Return the entries below word for word, everything from the start of the entries down to the line containing "x-tick-label: 20: [736, 181, 750, 195]", with both ends included.

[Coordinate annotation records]

+ + + + + + +

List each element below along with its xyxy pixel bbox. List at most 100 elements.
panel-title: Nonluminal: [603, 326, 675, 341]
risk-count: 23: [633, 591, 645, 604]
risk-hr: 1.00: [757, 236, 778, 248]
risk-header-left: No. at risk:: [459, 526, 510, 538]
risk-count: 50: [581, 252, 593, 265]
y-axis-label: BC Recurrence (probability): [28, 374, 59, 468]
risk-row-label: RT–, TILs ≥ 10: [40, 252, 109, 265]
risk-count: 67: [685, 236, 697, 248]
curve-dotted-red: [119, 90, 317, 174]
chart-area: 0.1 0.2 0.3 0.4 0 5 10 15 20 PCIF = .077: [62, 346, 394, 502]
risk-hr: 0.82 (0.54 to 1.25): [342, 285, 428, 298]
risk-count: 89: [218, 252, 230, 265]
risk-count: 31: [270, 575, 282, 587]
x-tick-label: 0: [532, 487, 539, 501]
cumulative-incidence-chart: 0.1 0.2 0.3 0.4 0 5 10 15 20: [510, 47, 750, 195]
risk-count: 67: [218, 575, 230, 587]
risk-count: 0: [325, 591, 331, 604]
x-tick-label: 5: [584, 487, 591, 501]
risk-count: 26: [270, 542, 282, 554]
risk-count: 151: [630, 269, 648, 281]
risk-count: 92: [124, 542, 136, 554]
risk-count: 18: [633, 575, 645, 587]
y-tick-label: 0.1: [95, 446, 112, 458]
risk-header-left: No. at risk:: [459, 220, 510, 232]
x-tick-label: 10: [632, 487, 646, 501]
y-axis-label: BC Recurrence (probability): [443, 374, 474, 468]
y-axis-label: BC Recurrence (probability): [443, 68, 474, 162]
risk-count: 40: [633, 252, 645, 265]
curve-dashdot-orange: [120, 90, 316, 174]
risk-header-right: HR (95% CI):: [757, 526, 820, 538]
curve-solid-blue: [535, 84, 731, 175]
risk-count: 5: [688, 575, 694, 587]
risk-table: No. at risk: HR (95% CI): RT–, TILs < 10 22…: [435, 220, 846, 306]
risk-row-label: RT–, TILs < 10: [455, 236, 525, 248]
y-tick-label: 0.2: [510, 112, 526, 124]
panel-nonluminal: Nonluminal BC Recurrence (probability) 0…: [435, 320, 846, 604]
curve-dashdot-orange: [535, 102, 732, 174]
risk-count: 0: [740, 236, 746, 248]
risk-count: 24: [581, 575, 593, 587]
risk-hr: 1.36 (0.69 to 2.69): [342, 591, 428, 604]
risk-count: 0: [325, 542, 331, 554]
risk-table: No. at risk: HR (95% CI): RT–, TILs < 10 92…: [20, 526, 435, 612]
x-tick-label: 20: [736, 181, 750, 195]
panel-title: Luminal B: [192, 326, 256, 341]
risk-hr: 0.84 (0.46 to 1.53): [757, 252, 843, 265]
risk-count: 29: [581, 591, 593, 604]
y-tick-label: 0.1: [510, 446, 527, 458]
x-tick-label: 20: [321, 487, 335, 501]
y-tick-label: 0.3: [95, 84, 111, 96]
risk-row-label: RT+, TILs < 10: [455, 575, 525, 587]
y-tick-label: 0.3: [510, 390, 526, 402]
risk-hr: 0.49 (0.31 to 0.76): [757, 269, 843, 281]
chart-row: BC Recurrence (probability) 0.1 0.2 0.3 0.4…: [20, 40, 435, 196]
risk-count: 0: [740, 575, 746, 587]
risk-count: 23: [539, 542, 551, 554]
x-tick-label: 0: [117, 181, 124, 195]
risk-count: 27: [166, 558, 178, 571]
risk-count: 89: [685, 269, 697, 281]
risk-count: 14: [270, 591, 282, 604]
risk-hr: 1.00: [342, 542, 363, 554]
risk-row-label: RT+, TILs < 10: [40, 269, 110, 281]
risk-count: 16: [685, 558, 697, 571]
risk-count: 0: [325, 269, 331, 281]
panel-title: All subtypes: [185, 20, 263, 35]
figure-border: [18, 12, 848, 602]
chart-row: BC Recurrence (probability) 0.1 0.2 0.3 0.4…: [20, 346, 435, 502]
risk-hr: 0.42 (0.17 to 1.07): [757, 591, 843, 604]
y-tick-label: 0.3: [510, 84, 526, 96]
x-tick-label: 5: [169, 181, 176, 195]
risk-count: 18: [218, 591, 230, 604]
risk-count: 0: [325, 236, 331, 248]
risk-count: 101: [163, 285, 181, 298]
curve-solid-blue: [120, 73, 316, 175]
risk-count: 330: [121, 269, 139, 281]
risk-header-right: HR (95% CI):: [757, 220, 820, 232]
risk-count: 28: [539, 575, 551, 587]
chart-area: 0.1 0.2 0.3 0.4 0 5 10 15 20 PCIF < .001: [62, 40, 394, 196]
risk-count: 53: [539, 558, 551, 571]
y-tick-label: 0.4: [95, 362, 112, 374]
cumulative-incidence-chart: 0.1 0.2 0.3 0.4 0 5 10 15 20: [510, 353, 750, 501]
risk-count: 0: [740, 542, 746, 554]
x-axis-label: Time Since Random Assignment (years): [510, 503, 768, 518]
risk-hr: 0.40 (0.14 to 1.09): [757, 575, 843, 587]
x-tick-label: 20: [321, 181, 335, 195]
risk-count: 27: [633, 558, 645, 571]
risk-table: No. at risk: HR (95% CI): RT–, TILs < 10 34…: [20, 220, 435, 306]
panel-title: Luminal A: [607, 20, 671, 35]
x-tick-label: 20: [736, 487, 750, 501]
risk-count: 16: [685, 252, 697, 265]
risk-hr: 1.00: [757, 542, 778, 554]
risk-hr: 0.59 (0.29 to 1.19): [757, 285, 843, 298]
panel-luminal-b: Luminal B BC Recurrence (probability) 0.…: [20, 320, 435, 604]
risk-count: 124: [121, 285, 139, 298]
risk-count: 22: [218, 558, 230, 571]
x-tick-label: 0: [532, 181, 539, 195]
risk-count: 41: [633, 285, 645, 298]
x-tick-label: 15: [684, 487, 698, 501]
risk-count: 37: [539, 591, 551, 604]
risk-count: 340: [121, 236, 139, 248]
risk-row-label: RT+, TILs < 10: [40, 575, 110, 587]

+ + + + + + +

Output of the exercise:
List each element below along with its xyxy pixel bbox. List at most 100 elements.
panel-title: Nonluminal: [603, 326, 675, 341]
risk-count: 23: [633, 591, 645, 604]
risk-hr: 1.00: [757, 236, 778, 248]
risk-header-left: No. at risk:: [459, 526, 510, 538]
risk-count: 50: [581, 252, 593, 265]
y-axis-label: BC Recurrence (probability): [28, 374, 59, 468]
risk-row-label: RT–, TILs ≥ 10: [40, 252, 109, 265]
risk-count: 67: [685, 236, 697, 248]
curve-dotted-red: [119, 90, 317, 174]
chart-area: 0.1 0.2 0.3 0.4 0 5 10 15 20 PCIF = .077: [62, 346, 394, 502]
risk-hr: 0.82 (0.54 to 1.25): [342, 285, 428, 298]
risk-count: 89: [218, 252, 230, 265]
risk-count: 31: [270, 575, 282, 587]
x-tick-label: 0: [532, 487, 539, 501]
cumulative-incidence-chart: 0.1 0.2 0.3 0.4 0 5 10 15 20: [510, 47, 750, 195]
risk-count: 67: [218, 575, 230, 587]
risk-count: 0: [325, 591, 331, 604]
x-tick-label: 5: [584, 487, 591, 501]
risk-count: 26: [270, 542, 282, 554]
risk-count: 151: [630, 269, 648, 281]
risk-count: 92: [124, 542, 136, 554]
risk-count: 18: [633, 575, 645, 587]
y-tick-label: 0.1: [95, 446, 112, 458]
risk-header-left: No. at risk:: [459, 220, 510, 232]
x-tick-label: 10: [632, 487, 646, 501]
y-axis-label: BC Recurrence (probability): [443, 374, 474, 468]
y-axis-label: BC Recurrence (probability): [443, 68, 474, 162]
risk-count: 40: [633, 252, 645, 265]
curve-dashdot-orange: [120, 90, 316, 174]
risk-header-right: HR (95% CI):: [757, 526, 820, 538]
curve-solid-blue: [535, 84, 731, 175]
risk-count: 5: [688, 575, 694, 587]
risk-table: No. at risk: HR (95% CI): RT–, TILs < 10 22…: [435, 220, 846, 306]
risk-row-label: RT–, TILs < 10: [455, 236, 525, 248]
y-tick-label: 0.2: [510, 112, 526, 124]
panel-nonluminal: Nonluminal BC Recurrence (probability) 0…: [435, 320, 846, 604]
curve-dashdot-orange: [535, 102, 732, 174]
risk-count: 0: [740, 236, 746, 248]
risk-count: 24: [581, 575, 593, 587]
risk-hr: 1.36 (0.69 to 2.69): [342, 591, 428, 604]
risk-count: 0: [325, 542, 331, 554]
risk-table: No. at risk: HR (95% CI): RT–, TILs < 10 92…: [20, 526, 435, 612]
x-tick-label: 20: [736, 181, 750, 195]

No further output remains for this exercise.